* _What the task requires_:
Don't copy the pictures; return every other part of the records exactly.

* _Provided data_:
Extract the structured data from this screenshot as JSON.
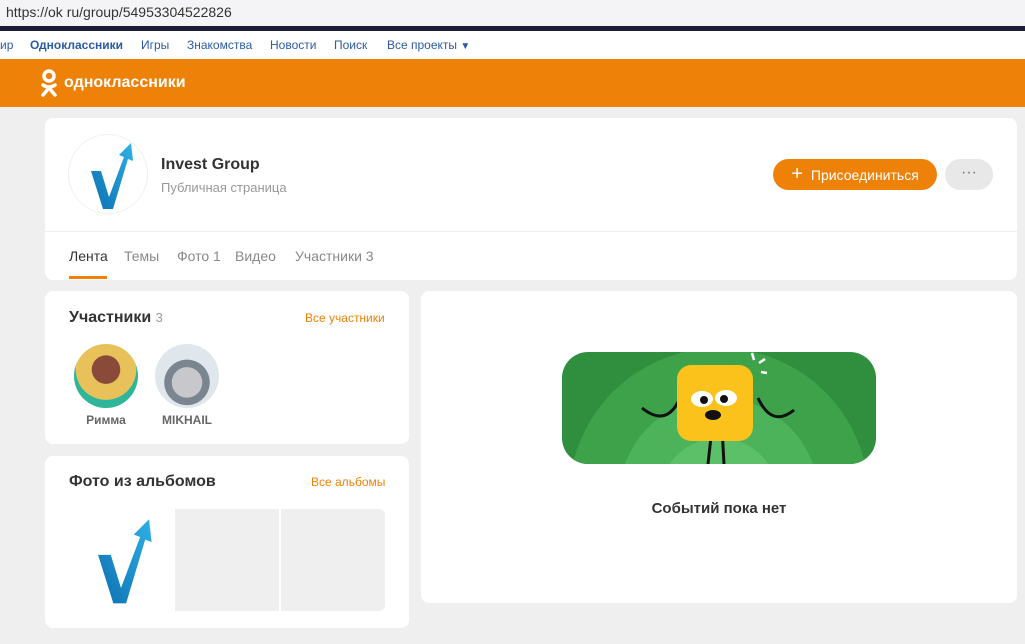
{
  "browser": {
    "url": "https://ok ru/group/54953304522826"
  },
  "topnav": {
    "items": [
      "ир",
      "Одноклассники",
      "Игры",
      "Знакомства",
      "Новости",
      "Поиск",
      "Все проекты"
    ]
  },
  "header": {
    "logo_text": "одноклассники"
  },
  "group": {
    "name": "Invest Group",
    "type": "Публичная страница",
    "join_label": "Присоединиться",
    "more_label": "···"
  },
  "tabs": [
    "Лента",
    "Темы",
    "Фото 1",
    "Видео",
    "Участники 3"
  ],
  "members": {
    "title": "Участники",
    "count": "3",
    "all_link": "Все участники",
    "list": [
      {
        "name": "Римма"
      },
      {
        "name": "MIKHAIL"
      }
    ]
  },
  "photos": {
    "title": "Фото из альбомов",
    "all_link": "Все альбомы"
  },
  "feed": {
    "empty_text": "Событий пока нет"
  },
  "colors": {
    "accent": "#ee8208",
    "link": "#2a5aa6"
  }
}
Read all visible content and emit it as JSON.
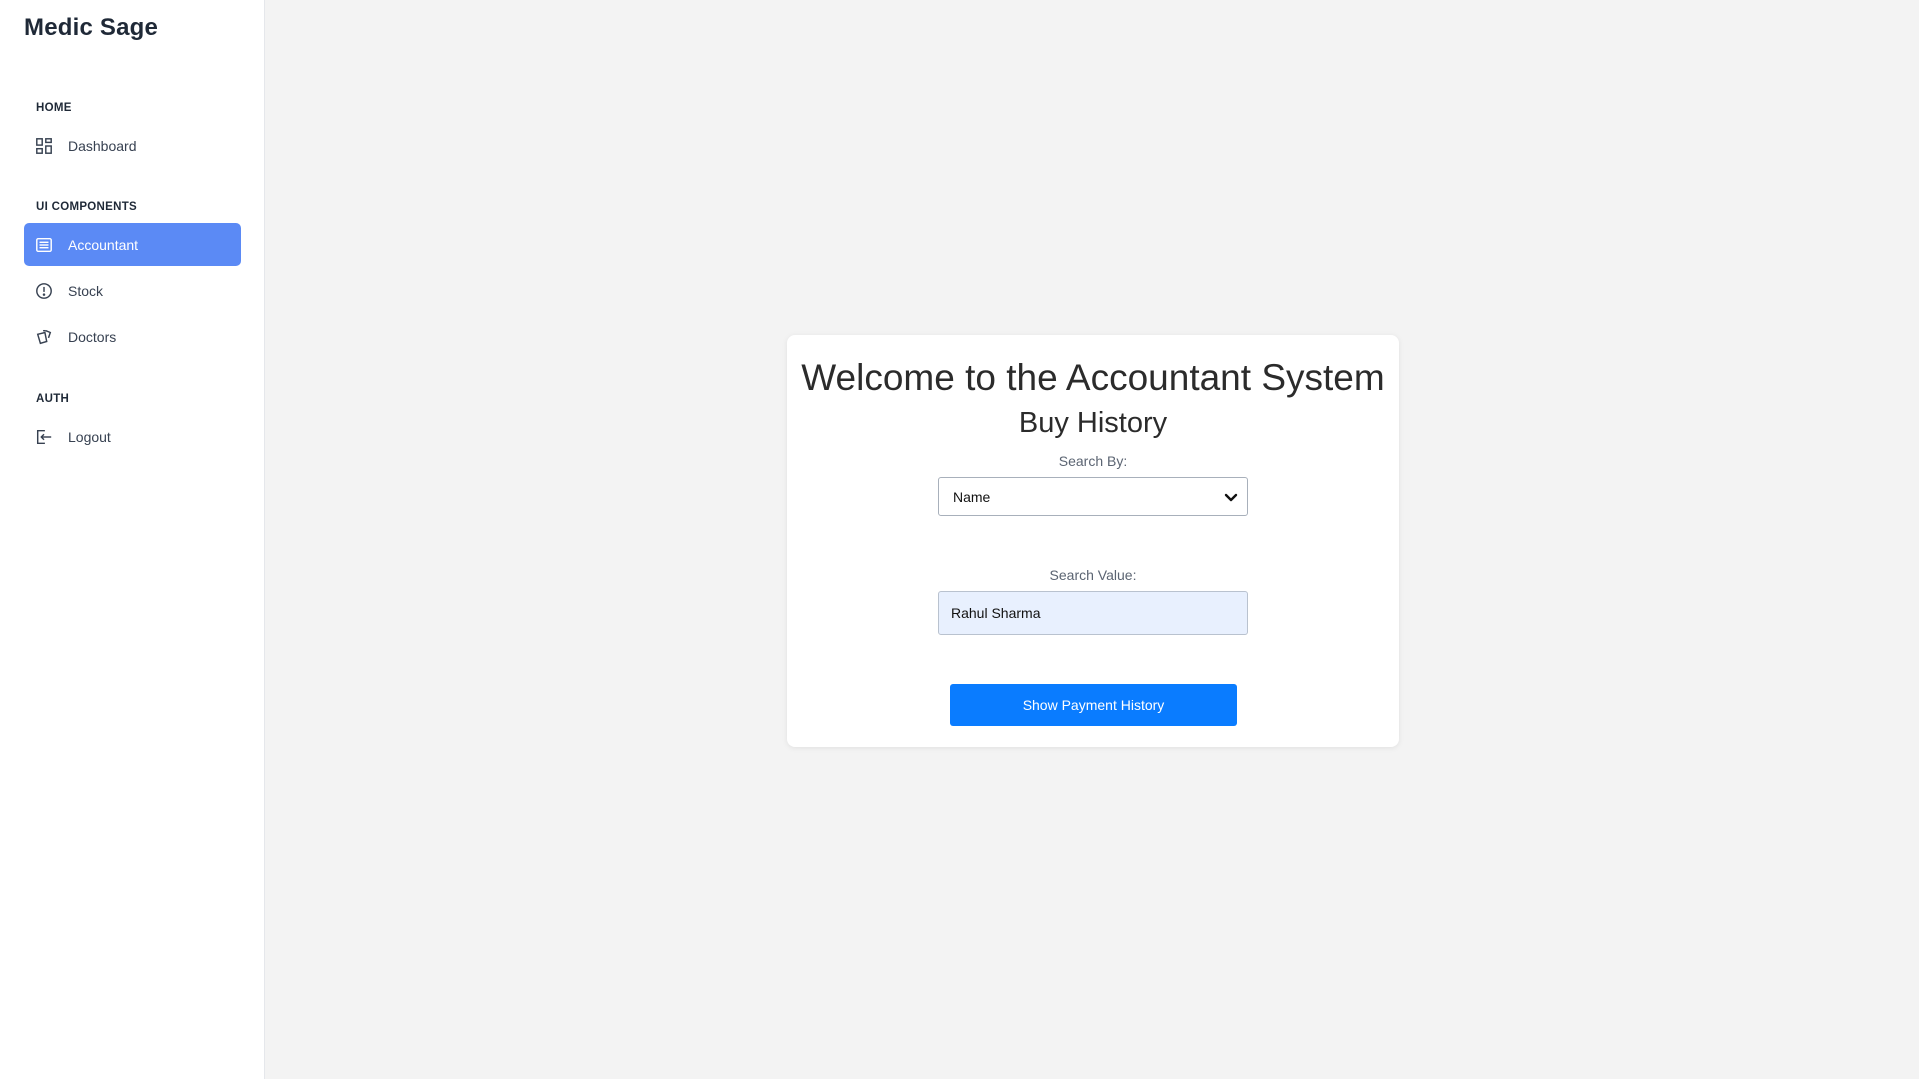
{
  "app": {
    "brand": "Medic Sage"
  },
  "sidebar": {
    "sections": [
      {
        "title": "HOME",
        "items": [
          {
            "label": "Dashboard",
            "icon": "dashboard-grid-icon",
            "active": false
          }
        ]
      },
      {
        "title": "UI COMPONENTS",
        "items": [
          {
            "label": "Accountant",
            "icon": "list-document-icon",
            "active": true
          },
          {
            "label": "Stock",
            "icon": "alert-circle-icon",
            "active": false
          },
          {
            "label": "Doctors",
            "icon": "cards-icon",
            "active": false
          }
        ]
      },
      {
        "title": "AUTH",
        "items": [
          {
            "label": "Logout",
            "icon": "logout-icon",
            "active": false
          }
        ]
      }
    ]
  },
  "main": {
    "title": "Welcome to the Accountant System",
    "subtitle": "Buy History",
    "search_by": {
      "label": "Search By:",
      "selected": "Name"
    },
    "search_value": {
      "label": "Search Value:",
      "value": "Rahul Sharma"
    },
    "submit_label": "Show Payment History"
  },
  "colors": {
    "accent": "#5b8af5",
    "primary_button": "#0a7cff",
    "background": "#f3f3f3",
    "input_fill": "#e8f0fe"
  }
}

* _Full output_:
Extract the structured data from this screenshot as JSON.
{
  "browser": {
    "url": "https://ok ru/group/54953304522826"
  },
  "topnav": {
    "items": [
      "ир",
      "Одноклассники",
      "Игры",
      "Знакомства",
      "Новости",
      "Поиск",
      "Все проекты"
    ]
  },
  "header": {
    "logo_text": "одноклассники"
  },
  "group": {
    "name": "Invest Group",
    "type": "Публичная страница",
    "join_label": "Присоединиться",
    "more_label": "···"
  },
  "tabs": [
    "Лента",
    "Темы",
    "Фото 1",
    "Видео",
    "Участники 3"
  ],
  "members": {
    "title": "Участники",
    "count": "3",
    "all_link": "Все участники",
    "list": [
      {
        "name": "Римма"
      },
      {
        "name": "MIKHAIL"
      }
    ]
  },
  "photos": {
    "title": "Фото из альбомов",
    "all_link": "Все альбомы"
  },
  "feed": {
    "empty_text": "Событий пока нет"
  },
  "colors": {
    "accent": "#ee8208",
    "link": "#2a5aa6"
  }
}
Read all visible content and emit it as JSON.
{
  "app": {
    "brand": "Medic Sage"
  },
  "sidebar": {
    "sections": [
      {
        "title": "HOME",
        "items": [
          {
            "label": "Dashboard",
            "icon": "dashboard-grid-icon",
            "active": false
          }
        ]
      },
      {
        "title": "UI COMPONENTS",
        "items": [
          {
            "label": "Accountant",
            "icon": "list-document-icon",
            "active": true
          },
          {
            "label": "Stock",
            "icon": "alert-circle-icon",
            "active": false
          },
          {
            "label": "Doctors",
            "icon": "cards-icon",
            "active": false
          }
        ]
      },
      {
        "title": "AUTH",
        "items": [
          {
            "label": "Logout",
            "icon": "logout-icon",
            "active": false
          }
        ]
      }
    ]
  },
  "main": {
    "title": "Welcome to the Accountant System",
    "subtitle": "Buy History",
    "search_by": {
      "label": "Search By:",
      "selected": "Name"
    },
    "search_value": {
      "label": "Search Value:",
      "value": "Rahul Sharma"
    },
    "submit_label": "Show Payment History"
  },
  "colors": {
    "accent": "#5b8af5",
    "primary_button": "#0a7cff",
    "background": "#f3f3f3",
    "input_fill": "#e8f0fe"
  }
}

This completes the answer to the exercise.